* What is asked *
Return the records that follow, matching each one exactly.
--- START ---
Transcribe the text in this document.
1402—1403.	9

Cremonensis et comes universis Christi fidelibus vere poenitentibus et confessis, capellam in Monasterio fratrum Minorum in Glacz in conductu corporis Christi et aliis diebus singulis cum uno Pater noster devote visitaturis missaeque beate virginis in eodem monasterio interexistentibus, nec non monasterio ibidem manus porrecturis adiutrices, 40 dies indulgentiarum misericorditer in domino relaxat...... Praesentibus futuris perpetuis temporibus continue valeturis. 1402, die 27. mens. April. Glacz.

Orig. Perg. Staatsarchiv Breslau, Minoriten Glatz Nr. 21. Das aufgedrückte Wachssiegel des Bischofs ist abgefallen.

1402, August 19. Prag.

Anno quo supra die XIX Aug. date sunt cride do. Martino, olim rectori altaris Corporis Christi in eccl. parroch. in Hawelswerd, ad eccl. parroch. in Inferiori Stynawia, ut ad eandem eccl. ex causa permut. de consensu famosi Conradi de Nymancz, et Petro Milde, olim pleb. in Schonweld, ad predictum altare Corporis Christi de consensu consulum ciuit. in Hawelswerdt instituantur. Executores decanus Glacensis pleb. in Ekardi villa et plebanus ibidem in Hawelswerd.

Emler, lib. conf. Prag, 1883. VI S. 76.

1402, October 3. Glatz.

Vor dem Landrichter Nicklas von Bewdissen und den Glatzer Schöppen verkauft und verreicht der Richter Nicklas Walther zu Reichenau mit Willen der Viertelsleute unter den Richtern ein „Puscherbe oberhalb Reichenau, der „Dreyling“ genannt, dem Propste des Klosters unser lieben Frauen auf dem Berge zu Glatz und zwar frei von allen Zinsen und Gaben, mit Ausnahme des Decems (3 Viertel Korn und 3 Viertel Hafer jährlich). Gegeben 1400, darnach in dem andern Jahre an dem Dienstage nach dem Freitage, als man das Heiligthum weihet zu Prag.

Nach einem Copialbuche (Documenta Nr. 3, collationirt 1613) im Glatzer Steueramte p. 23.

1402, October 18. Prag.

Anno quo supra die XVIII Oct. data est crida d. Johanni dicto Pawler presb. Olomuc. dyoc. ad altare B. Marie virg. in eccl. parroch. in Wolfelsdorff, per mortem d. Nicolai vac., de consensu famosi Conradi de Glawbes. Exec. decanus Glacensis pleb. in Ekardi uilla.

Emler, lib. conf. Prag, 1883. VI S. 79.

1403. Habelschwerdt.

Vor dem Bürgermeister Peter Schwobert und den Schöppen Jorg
--- END ---
* Output for this exercise *
Transcribe the text in this document.
1402—1403.	9

Cremonensis et comes universis Christi fidelibus vere poenitentibus et confessis, capellam in Monasterio fratrum Minorum in Glacz in conductu corporis Christi et aliis diebus singulis cum uno Pater noster devote visitaturis missaeque beate virginis in eodem monasterio interexistentibus, nec non monasterio ibidem manus porrecturis adiutrices, 40 dies indulgentiarum misericorditer in domino relaxat...... Praesentibus futuris perpetuis temporibus continue valeturis. 1402, die 27. mens. April. Glacz.

Orig. Perg. Staatsarchiv Breslau, Minoriten Glatz Nr. 21. Das aufgedrückte Wachssiegel des Bischofs ist abgefallen.

1402, August 19. Prag.

Anno quo supra die XIX Aug. date sunt cride do. Martino, olim rectori altaris Corporis Christi in eccl. parroch. in Hawelswerd, ad eccl. parroch. in Inferiori Stynawia, ut ad eandem eccl. ex causa permut. de consensu famosi Conradi de Nymancz, et Petro Milde, olim pleb. in Schonweld, ad predictum altare Corporis Christi de consensu consulum ciuit. in Hawelswerdt instituantur. Executores decanus Glacensis pleb. in Ekardi villa et plebanus ibidem in Hawelswerd.

Emler, lib. conf. Prag, 1883. VI S. 76.

1402, October 3. Glatz.

Vor dem Landrichter Nicklas von Bewdissen und den Glatzer Schöppen verkauft und verreicht der Richter Nicklas Walther zu Reichenau mit Willen der Viertelsleute unter den Richtern ein „Puscherbe oberhalb Reichenau, der „Dreyling“ genannt, dem Propste des Klosters unser lieben Frauen auf dem Berge zu Glatz und zwar frei von allen Zinsen und Gaben, mit Ausnahme des Decems (3 Viertel Korn und 3 Viertel Hafer jährlich). Gegeben 1400, darnach in dem andern Jahre an dem Dienstage nach dem Freitage, als man das Heiligthum weihet zu Prag.

Nach einem Copialbuche (Documenta Nr. 3, collationirt 1613) im Glatzer Steueramte p. 23.

1402, October 18. Prag.

Anno quo supra die XVIII Oct. data est crida d. Johanni dicto Pawler presb. Olomuc. dyoc. ad altare B. Marie virg. in eccl. parroch. in Wolfelsdorff, per mortem d. Nicolai vac., de consensu famosi Conradi de Glawbes. Exec. decanus Glacensis pleb. in Ekardi uilla.

Emler, lib. conf. Prag, 1883. VI S. 79.

1403. Habelschwerdt.

Vor dem Bürgermeister Peter Schwobert und den Schöppen Jorg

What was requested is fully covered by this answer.